#### SET PROBLEM
Within the material below, find each line bearing the word "trên" and present it.

***** GIVEN ENTRIES

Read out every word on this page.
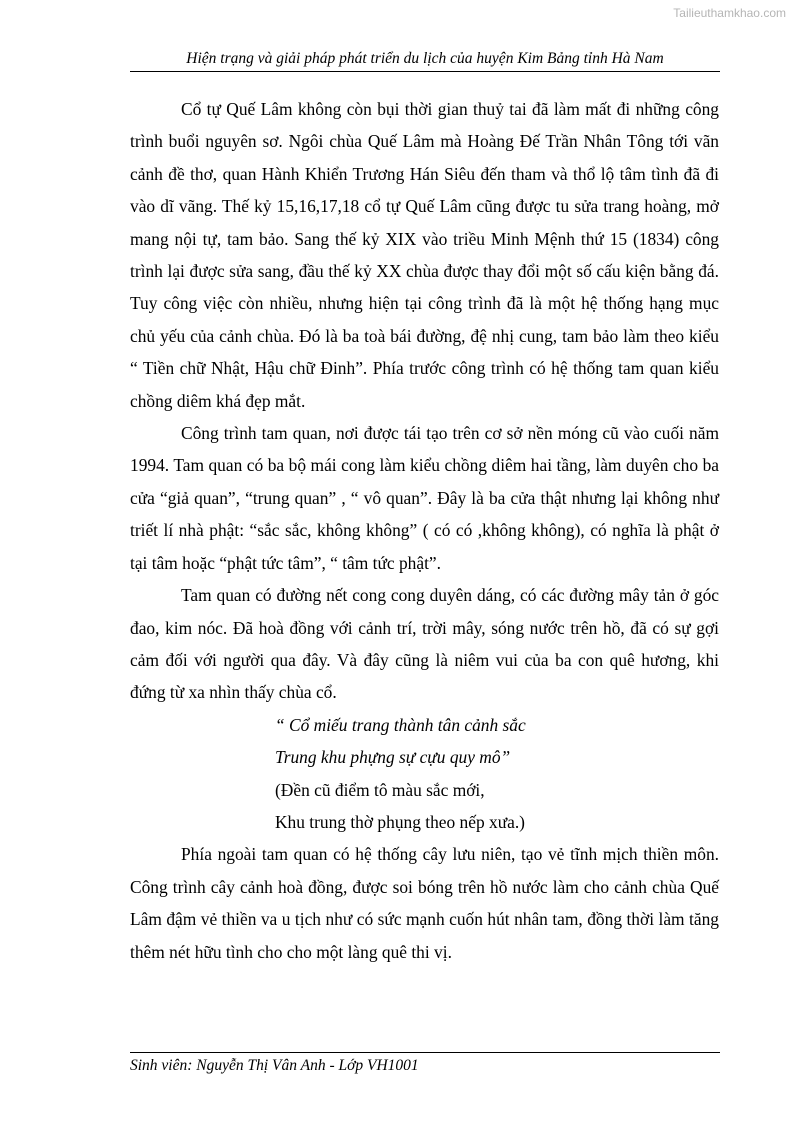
Tailieuthamkhao.com
Hiện trạng và giải pháp phát triển du lịch của huyện Kim Bảng tỉnh Hà Nam

Cổ tự Quế Lâm không còn bụi thời gian thuỷ tai đã làm mất đi những công trình buổi nguyên sơ. Ngôi chùa Quế Lâm mà Hoàng Đế Trần Nhân Tông tới vãn cảnh đề thơ, quan Hành Khiển Trương Hán Siêu đến tham và thổ lộ tâm tình đã đi vào dĩ vãng. Thế kỷ 15,16,17,18 cổ tự Quế Lâm cũng được tu sửa trang hoàng, mở mang nội tự, tam bảo. Sang thế kỷ XIX vào triều Minh Mệnh thứ 15 (1834) công trình lại được sửa sang, đầu thế kỷ XX chùa được thay đổi một số cấu kiện bằng đá. Tuy công việc còn nhiều, nhưng hiện tại công trình đã là một hệ thống hạng mục chủ yếu của cảnh chùa. Đó là ba toà bái đường, đệ nhị cung, tam bảo làm theo kiểu “ Tiền chữ Nhật, Hậu chữ Đinh”. Phía trước công trình có hệ thống tam quan kiểu chồng diêm khá đẹp mắt.

Công trình tam quan, nơi được tái tạo trên cơ sở nền móng cũ vào cuối năm 1994. Tam quan có ba bộ mái cong làm kiểu chồng diêm hai tầng, làm duyên cho ba cửa “giả quan”, “trung quan” , “ vô quan”. Đây là ba cửa thật nhưng lại không như triết lí nhà phật: “sắc sắc, không không” ( có có ,không không), có nghĩa là phật ở tại tâm hoặc “phật tức tâm”, “ tâm tức phật”.

Tam quan có đường nết cong cong duyên dáng, có các đường mây tản ở góc đao, kim nóc. Đã hoà đồng với cảnh trí, trời mây, sóng nước trên hồ, đã có sự gợi cảm đối với người qua đây. Và đây cũng là niêm vui của ba con quê hương, khi đứng từ xa nhìn thấy chùa cổ.

“ Cổ miếu trang thành tân cảnh sắc
Trung khu phựng sự cựu quy mô”
(Đền cũ điểm tô màu sắc mới,
Khu trung thờ phụng theo nếp xưa.)

Phía ngoài tam quan có hệ thống cây lưu niên, tạo vẻ tĩnh mịch thiền môn. Công trình cây cảnh hoà đồng, được soi bóng trên hồ nước làm cho cảnh chùa Quế Lâm đậm vẻ thiền va u tịch như có sức mạnh cuốn hút nhân tam, đồng thời làm tăng thêm nét hữu tình cho cho một làng quê thi vị.

Sinh viên: Nguyễn Thị Vân Anh - Lớp VH1001
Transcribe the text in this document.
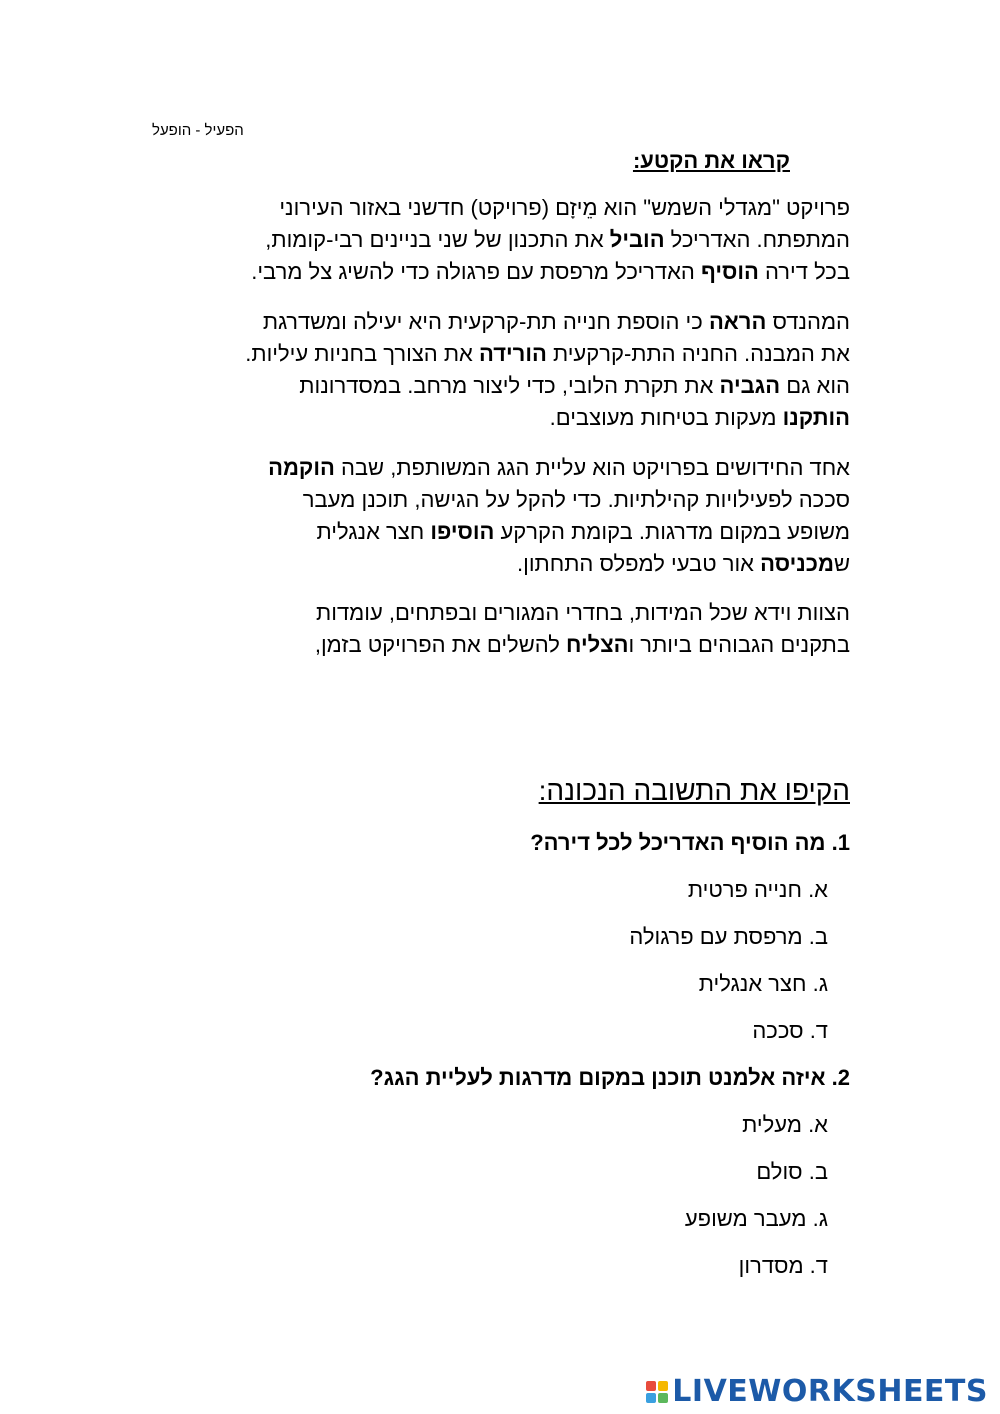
הפעיל - הופעל
קראו את הקטע:
פרויקט "מגדלי השמש" הוא מֵיזָם (פרויקט) חדשני באזור העירוני
המתפתח. האדריכל הוביל את התכנון של שני בניינים רבי-קומות,
בכל דירה הוסיף האדריכל מרפסת עם פרגולה כדי להשיג צל מרבי.
המהנדס הראה כי הוספת חנייה תת-קרקעית היא יעילה ומשדרגת
את המבנה. החניה התת-קרקעית הורידה את הצורך בחניות עיליות.
הוא גם הגביה את תקרת הלובי, כדי ליצור מרחב. במסדרונות
הותקנו מעקות בטיחות מעוצבים.
אחד החידושים בפרויקט הוא עליית הגג המשותפת, שבה הוקמה
סככה לפעילויות קהילתיות. כדי להקל על הגישה, תוכנן מעבר
משופע במקום מדרגות. בקומת הקרקע הוסיפו חצר אנגלית
שמכניסה אור טבעי למפלס התחתון.
הצוות וידא שכל המידות, בחדרי המגורים ובפתחים, עומדות
בתקנים הגבוהים ביותר והצליח להשלים את הפרויקט בזמן,
הקיפו את התשובה הנכונה:
1. מה הוסיף האדריכל לכל דירה?
א. חנייה פרטית
ב. מרפסת עם פרגולה
ג. חצר אנגלית
ד. סככה
2. איזה אלמנט תוכנן במקום מדרגות לעליית הגג?
א. מעלית
ב. סולם
ג. מעבר משופע
ד. מסדרון
LIVEWORKSHEETS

**********

#### EXERCISE SOLUTION
Công trình tam quan, nơi được tái tạo trên cơ sở nền móng cũ vào cuối năm 1994. Tam quan có ba bộ mái cong làm kiểu chồng diêm hai tầng, làm duyên cho ba cửa “giả quan”, “trung quan” , “ vô quan”. Đây là ba cửa thật nhưng lại không như triết lí nhà phật: “sắc sắc, không không” ( có có ,không không), có nghĩa là phật ở tại tâm hoặc “phật tức tâm”, “ tâm tức phật”.
Tam quan có đường nết cong cong duyên dáng, có các đường mây tản ở góc đao, kim nóc. Đã hoà đồng với cảnh trí, trời mây, sóng nước trên hồ, đã có sự gợi cảm đối với người qua đây. Và đây cũng là niêm vui của ba con quê hương, khi đứng từ xa nhìn thấy chùa cổ.
Phía ngoài tam quan có hệ thống cây lưu niên, tạo vẻ tĩnh mịch thiền môn. Công trình cây cảnh hoà đồng, được soi bóng trên hồ nước làm cho cảnh chùa Quế Lâm đậm vẻ thiền va u tịch như có sức mạnh cuốn hút nhân tam, đồng thời làm tăng thêm nét hữu tình cho cho một làng quê thi vị.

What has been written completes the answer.